» Instructions for the task
Every line below that contains the word "ابتلا" must be copied.

Entries taken from a collection

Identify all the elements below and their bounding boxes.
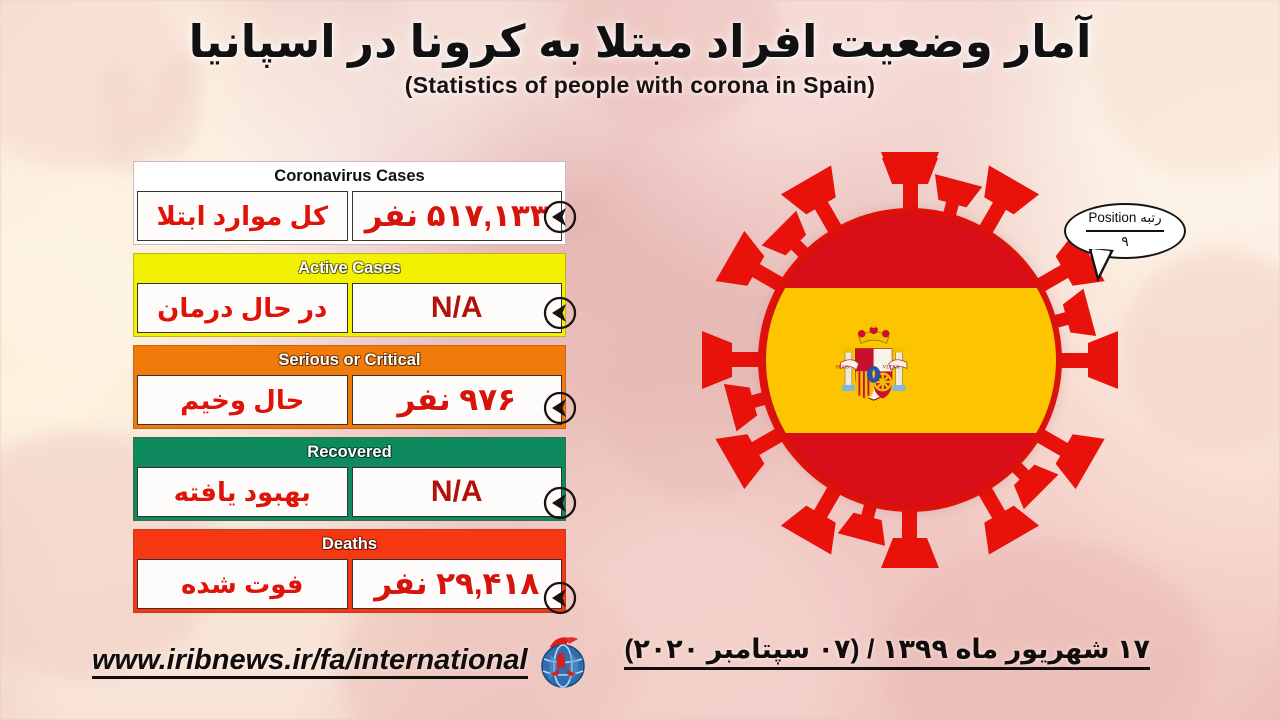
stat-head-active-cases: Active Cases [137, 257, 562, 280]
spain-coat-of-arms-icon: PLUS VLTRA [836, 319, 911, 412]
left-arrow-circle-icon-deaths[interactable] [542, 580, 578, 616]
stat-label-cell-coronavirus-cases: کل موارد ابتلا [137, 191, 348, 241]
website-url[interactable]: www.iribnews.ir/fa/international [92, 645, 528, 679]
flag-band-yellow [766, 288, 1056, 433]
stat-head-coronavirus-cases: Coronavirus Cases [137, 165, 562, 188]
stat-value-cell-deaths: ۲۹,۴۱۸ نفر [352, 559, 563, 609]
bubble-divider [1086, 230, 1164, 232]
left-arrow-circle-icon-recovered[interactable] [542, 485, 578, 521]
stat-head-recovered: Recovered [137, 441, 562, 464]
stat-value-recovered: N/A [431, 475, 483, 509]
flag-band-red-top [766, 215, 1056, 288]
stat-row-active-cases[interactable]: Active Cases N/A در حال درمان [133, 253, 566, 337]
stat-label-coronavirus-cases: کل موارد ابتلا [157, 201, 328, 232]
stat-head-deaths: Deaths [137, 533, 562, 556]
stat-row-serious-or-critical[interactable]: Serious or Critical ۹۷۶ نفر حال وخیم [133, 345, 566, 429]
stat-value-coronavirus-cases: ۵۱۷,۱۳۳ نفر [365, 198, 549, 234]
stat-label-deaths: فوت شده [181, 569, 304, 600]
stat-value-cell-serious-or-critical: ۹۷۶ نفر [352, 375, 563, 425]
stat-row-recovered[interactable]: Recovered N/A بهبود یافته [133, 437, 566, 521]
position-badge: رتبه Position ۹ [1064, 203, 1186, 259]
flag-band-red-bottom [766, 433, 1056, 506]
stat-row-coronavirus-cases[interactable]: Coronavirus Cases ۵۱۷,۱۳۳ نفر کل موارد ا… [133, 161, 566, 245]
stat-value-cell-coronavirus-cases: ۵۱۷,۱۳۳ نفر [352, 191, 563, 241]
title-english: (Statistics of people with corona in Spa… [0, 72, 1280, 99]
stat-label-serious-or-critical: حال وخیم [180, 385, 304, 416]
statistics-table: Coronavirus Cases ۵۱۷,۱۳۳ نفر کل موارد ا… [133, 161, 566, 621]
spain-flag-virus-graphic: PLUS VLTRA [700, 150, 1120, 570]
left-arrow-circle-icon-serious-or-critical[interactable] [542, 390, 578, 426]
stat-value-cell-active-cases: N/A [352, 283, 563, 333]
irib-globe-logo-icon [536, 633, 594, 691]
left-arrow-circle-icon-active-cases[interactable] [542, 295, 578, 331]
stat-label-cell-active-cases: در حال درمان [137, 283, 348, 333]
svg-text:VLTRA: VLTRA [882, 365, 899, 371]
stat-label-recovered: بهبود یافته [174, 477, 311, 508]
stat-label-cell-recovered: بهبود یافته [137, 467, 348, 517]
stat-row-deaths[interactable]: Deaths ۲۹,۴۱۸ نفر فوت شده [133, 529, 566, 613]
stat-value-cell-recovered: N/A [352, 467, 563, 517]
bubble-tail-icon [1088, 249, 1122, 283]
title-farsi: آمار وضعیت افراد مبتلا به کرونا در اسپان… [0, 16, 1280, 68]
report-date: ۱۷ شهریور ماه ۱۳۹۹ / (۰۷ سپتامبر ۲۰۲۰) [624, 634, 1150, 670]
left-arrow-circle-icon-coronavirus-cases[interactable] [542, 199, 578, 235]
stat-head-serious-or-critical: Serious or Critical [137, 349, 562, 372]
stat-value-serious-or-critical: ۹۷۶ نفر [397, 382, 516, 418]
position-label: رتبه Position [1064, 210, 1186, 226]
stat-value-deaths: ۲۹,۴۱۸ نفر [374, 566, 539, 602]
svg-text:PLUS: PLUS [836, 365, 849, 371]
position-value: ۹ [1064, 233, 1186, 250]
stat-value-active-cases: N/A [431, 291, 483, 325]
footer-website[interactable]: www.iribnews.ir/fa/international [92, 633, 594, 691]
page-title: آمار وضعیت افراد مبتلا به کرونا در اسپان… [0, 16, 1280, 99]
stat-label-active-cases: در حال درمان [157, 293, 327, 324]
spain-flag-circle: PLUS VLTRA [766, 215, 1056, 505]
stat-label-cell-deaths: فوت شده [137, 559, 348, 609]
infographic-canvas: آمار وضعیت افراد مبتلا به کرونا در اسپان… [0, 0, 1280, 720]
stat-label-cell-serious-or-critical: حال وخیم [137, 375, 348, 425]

» Finished task
stat-label-cell-coronavirus-cases: کل موارد ابتلا [137, 191, 348, 241]
stat-label-coronavirus-cases: کل موارد ابتلا [157, 201, 328, 232]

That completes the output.